**Verilen metin**
»»

İncirlik Üssü'nü tartışmaya açan ilk açıklama, 4 Ocak'ta Milli Savunma Bakanı Fikri Işık'tan geldi. Fikri Işık'ın “Koalisyon güçlerinin El Bab operasyonunda TSK'ya destek vermemesi düşündürücü. Bu durum İncirlik Üssünü sorgulatıyor" açıklamasını, Cumhurbaşkanlığı Sözcüsü İbrahim Kalın'ın “Bu hak her zaman bizim elimizde var. Ama dediğim gibi önce şartlar değerlendirilir. Egemenlik hakları çerçevesinde tasarruf hakkı bizdedir" açıklaması izledi. Dışişleri Bakanı Mevlüt Çavuşoğlu, 6 Ocak'ta “İncirlik Üssü'nün kapatılması gündemimizde yok” beyanatıyla yatıştırma yoluna gittiyse de üssün konumu kamuoyunda tartışılmaya devam etmektedir.

««

**Alıştırma görevi A**
İncirlik Üssü hakkındaki metne göre şu soruları cevaplayın:
(i) Üssü tartışmaya açan ilk açıklama hangi tarihte ve kimden geldi?
(ii) Fikri Işık'ın açıklamasının ardından hangi görevdeki kim açıklama yaptı?
(iii) Dışişleri Bakanı Mevlüt Çavuşoğlu 6 Ocak'ta ne söyledi?

Sınırlayıcı kutu etiketleri

»»

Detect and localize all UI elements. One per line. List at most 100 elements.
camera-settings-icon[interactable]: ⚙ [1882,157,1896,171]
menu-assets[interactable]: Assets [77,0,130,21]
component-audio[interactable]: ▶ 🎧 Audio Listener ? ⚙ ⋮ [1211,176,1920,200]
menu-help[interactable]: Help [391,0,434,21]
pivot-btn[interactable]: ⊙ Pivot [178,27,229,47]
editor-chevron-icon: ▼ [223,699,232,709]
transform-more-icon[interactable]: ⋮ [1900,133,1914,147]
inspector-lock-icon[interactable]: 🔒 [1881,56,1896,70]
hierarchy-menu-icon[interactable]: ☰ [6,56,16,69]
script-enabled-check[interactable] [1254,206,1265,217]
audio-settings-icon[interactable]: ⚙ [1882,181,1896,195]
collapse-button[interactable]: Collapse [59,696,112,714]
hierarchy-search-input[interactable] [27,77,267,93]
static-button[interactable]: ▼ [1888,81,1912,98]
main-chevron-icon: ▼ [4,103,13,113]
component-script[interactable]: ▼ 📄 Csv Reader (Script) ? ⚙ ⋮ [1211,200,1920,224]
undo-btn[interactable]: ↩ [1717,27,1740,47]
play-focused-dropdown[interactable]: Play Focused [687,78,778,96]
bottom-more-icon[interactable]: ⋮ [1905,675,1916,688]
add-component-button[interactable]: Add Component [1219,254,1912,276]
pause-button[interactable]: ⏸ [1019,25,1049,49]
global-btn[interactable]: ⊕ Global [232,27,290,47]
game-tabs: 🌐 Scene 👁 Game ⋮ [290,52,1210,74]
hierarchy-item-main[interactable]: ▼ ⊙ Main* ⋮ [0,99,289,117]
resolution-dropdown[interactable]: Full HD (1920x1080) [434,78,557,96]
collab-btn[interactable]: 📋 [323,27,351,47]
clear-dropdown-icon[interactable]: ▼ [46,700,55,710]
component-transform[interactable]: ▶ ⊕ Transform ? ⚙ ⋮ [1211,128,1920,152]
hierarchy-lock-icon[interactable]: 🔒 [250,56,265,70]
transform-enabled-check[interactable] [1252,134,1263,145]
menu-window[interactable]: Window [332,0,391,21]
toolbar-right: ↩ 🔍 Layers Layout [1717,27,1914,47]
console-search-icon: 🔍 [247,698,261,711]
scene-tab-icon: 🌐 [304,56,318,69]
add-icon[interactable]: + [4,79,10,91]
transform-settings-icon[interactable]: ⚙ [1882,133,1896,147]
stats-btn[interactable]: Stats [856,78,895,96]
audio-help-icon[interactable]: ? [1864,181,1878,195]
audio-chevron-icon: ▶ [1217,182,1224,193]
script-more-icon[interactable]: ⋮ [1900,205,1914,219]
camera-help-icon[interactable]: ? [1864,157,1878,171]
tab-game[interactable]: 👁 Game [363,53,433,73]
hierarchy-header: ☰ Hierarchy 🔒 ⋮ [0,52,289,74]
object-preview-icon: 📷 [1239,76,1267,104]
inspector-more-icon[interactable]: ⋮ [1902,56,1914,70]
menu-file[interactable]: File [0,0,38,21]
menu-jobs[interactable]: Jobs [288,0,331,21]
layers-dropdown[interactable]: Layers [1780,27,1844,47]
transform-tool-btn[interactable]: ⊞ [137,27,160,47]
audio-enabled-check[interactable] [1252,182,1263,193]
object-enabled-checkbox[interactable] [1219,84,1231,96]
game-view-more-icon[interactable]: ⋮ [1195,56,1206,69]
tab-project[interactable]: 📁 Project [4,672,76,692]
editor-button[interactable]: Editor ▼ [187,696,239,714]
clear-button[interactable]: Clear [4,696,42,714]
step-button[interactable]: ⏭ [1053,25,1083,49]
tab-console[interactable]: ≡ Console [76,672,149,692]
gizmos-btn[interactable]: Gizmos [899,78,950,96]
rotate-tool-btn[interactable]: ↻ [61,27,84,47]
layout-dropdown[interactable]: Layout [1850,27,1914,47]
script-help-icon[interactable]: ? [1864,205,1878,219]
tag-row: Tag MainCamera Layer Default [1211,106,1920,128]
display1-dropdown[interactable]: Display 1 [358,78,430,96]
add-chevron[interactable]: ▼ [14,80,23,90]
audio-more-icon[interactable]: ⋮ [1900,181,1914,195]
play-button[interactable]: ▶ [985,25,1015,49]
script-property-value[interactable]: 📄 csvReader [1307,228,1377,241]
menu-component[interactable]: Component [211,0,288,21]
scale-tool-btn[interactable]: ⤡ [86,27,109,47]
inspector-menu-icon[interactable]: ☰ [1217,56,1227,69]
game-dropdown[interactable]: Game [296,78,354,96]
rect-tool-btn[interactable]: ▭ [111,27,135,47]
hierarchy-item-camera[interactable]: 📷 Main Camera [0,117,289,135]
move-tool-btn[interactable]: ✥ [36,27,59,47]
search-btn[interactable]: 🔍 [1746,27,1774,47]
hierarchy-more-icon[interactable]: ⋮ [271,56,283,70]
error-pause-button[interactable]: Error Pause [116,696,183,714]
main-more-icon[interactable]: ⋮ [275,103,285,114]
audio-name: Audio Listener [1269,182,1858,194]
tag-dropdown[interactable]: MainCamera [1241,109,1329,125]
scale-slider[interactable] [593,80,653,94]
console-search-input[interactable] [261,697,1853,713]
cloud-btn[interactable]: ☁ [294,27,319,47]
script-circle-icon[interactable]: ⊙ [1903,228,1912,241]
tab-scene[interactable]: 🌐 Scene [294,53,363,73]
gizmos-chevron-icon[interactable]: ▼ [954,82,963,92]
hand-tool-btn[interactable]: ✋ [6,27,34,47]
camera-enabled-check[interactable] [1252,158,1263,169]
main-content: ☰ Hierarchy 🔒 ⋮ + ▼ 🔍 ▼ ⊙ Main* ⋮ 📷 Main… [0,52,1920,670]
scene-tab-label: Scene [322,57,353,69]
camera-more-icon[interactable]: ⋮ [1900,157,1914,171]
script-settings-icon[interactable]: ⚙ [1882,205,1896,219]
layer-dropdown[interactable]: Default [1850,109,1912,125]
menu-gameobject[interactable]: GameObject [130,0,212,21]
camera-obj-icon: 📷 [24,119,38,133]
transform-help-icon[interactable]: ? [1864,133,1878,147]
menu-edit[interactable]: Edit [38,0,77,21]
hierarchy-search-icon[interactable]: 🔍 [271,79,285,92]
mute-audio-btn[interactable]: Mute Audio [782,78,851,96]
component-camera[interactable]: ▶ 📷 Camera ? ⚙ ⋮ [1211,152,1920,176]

««

**Alıştırma görevi B**
Kayıtların ilk satırından başlayıp "script-enabled-check[interactable] [1254,206,1265,217]" bulunan satıra kadar olan satırları tekrar yazın. İki uçtaki satırlar da dahil.

**Cevap A**
(i) 4 Ocak'ta, Milli Savunma Bakanı Fikri Işık'tan.
(ii) Cumhurbaşkanlığı Sözcüsü İbrahim Kalın.
(iii) “İncirlik Üssü'nün kapatılması gündemimizde yok” dedi.

**Cevap B**
Detect and localize all UI elements. One per line. List at most 100 elements.
camera-settings-icon[interactable]: ⚙ [1882,157,1896,171]
menu-assets[interactable]: Assets [77,0,130,21]
component-audio[interactable]: ▶ 🎧 Audio Listener ? ⚙ ⋮ [1211,176,1920,200]
menu-help[interactable]: Help [391,0,434,21]
pivot-btn[interactable]: ⊙ Pivot [178,27,229,47]
editor-chevron-icon: ▼ [223,699,232,709]
transform-more-icon[interactable]: ⋮ [1900,133,1914,147]
inspector-lock-icon[interactable]: 🔒 [1881,56,1896,70]
hierarchy-menu-icon[interactable]: ☰ [6,56,16,69]
script-enabled-check[interactable] [1254,206,1265,217]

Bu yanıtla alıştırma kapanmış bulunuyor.